Dataset:
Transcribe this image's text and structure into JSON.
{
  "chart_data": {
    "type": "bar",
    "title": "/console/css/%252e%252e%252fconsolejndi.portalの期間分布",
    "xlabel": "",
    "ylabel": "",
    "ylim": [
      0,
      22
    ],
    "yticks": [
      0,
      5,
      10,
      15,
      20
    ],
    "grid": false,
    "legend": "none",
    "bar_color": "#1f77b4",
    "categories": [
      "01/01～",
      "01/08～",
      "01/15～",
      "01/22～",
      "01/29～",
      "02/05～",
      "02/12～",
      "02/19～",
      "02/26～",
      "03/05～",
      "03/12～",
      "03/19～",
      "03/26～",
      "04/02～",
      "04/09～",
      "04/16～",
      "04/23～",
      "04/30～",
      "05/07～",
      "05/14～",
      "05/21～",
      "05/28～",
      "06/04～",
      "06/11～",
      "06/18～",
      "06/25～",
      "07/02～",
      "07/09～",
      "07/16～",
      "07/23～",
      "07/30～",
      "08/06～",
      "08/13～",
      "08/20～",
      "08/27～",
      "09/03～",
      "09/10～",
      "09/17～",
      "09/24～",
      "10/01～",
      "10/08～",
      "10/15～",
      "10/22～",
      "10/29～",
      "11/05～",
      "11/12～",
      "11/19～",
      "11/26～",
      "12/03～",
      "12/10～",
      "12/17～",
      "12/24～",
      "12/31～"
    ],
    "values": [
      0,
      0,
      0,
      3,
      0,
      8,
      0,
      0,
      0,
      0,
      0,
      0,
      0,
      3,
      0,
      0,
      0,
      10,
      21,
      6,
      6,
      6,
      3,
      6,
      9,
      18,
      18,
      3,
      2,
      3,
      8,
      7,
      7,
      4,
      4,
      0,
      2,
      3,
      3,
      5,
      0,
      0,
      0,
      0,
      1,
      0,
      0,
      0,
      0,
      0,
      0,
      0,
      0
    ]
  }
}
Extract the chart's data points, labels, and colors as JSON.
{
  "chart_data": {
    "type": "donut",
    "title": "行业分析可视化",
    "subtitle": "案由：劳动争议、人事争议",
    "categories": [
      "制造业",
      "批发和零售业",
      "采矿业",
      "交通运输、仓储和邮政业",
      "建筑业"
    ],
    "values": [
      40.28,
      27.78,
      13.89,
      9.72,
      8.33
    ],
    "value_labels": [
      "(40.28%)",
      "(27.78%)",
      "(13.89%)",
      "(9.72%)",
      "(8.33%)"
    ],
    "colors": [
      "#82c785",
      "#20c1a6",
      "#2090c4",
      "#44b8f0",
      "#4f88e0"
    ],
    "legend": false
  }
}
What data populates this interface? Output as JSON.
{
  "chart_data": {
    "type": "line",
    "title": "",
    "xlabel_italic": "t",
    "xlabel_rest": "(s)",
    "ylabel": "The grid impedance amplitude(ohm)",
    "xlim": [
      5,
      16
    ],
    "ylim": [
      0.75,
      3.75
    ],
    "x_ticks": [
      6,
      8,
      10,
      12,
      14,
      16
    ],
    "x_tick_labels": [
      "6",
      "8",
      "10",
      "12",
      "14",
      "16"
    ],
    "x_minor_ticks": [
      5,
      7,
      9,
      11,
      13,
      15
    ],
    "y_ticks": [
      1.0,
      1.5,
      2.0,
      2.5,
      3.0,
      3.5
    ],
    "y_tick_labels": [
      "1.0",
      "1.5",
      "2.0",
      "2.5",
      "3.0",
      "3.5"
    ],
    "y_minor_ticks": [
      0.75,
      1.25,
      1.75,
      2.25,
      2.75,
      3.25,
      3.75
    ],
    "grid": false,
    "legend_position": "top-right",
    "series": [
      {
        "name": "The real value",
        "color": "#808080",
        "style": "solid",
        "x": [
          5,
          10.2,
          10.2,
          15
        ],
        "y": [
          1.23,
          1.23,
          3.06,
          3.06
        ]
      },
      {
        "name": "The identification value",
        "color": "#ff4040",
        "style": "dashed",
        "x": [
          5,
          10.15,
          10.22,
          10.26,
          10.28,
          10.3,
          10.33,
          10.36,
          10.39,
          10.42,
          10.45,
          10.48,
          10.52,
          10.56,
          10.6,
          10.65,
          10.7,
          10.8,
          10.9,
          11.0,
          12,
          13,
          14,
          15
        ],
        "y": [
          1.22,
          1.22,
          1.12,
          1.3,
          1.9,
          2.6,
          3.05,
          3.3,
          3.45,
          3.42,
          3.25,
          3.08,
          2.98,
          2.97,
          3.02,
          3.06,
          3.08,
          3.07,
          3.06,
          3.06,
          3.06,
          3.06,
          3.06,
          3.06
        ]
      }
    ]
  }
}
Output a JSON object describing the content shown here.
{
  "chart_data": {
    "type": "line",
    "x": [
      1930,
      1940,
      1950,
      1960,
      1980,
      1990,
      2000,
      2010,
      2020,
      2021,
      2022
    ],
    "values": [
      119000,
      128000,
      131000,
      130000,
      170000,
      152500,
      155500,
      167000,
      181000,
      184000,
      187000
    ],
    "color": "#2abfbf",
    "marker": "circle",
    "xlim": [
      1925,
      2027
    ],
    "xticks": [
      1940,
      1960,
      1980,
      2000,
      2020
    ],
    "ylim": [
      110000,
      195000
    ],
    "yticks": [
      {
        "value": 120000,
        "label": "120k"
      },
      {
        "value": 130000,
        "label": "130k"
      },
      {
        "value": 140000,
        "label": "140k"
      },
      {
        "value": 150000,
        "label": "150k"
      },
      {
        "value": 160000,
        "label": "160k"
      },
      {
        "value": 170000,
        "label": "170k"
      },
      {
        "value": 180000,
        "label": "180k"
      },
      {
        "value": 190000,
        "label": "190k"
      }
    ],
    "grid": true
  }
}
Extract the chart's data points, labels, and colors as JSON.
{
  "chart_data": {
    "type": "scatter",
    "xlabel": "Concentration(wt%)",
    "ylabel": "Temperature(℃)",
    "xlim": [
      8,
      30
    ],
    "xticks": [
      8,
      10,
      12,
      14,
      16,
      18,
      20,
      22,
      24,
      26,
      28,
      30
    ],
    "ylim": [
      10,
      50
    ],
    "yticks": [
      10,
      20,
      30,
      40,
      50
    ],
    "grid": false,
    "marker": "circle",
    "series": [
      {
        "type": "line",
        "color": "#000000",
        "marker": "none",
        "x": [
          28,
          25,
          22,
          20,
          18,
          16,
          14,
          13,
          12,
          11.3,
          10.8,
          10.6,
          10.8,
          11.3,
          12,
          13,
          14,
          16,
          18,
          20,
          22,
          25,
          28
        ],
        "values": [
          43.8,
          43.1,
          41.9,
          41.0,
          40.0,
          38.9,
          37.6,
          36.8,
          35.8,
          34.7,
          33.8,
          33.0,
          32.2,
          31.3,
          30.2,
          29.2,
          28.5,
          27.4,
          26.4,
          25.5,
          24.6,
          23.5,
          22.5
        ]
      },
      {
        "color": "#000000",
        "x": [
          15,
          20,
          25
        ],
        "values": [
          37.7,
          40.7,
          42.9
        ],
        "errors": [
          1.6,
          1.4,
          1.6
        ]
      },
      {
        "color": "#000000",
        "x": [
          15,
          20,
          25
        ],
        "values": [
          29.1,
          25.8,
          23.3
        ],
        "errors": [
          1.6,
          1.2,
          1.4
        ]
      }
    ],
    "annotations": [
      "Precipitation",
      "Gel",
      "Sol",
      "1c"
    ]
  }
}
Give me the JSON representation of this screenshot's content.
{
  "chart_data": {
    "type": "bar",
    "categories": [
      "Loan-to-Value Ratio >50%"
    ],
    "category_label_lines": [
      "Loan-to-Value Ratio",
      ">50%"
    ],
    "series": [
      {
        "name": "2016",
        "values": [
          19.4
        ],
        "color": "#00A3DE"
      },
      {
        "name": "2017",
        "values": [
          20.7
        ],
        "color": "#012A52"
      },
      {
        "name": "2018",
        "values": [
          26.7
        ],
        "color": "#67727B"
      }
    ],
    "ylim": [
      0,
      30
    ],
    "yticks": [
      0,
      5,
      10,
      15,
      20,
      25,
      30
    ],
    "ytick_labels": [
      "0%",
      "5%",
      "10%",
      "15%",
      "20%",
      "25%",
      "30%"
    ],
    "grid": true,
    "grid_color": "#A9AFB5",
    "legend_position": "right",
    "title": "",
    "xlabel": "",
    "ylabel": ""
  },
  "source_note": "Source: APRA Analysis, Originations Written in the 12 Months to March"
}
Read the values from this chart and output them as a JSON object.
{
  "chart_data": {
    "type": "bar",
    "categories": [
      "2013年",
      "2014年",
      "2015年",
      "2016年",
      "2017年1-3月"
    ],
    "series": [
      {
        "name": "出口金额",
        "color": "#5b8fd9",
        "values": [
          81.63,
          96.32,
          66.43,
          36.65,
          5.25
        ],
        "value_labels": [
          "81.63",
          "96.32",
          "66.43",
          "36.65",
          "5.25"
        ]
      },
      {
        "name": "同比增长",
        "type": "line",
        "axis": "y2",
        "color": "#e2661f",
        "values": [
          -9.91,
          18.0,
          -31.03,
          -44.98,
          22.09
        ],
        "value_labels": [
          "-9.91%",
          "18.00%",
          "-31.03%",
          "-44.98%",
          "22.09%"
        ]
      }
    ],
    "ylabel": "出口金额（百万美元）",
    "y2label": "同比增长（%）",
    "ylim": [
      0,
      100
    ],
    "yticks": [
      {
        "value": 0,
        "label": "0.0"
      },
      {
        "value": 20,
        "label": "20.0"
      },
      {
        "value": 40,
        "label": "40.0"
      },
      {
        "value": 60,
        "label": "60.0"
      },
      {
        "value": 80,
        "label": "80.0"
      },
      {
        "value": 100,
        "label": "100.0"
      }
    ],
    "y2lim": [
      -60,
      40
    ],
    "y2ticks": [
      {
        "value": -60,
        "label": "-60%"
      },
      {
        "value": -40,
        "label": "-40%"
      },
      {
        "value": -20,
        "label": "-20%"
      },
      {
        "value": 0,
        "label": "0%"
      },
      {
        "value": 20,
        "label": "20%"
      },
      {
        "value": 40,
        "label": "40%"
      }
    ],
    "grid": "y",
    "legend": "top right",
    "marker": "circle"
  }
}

Written instruction: Tally the lines in the entries above that hold the word "Loan". Reply with nothing but that count.

Output for this task: 2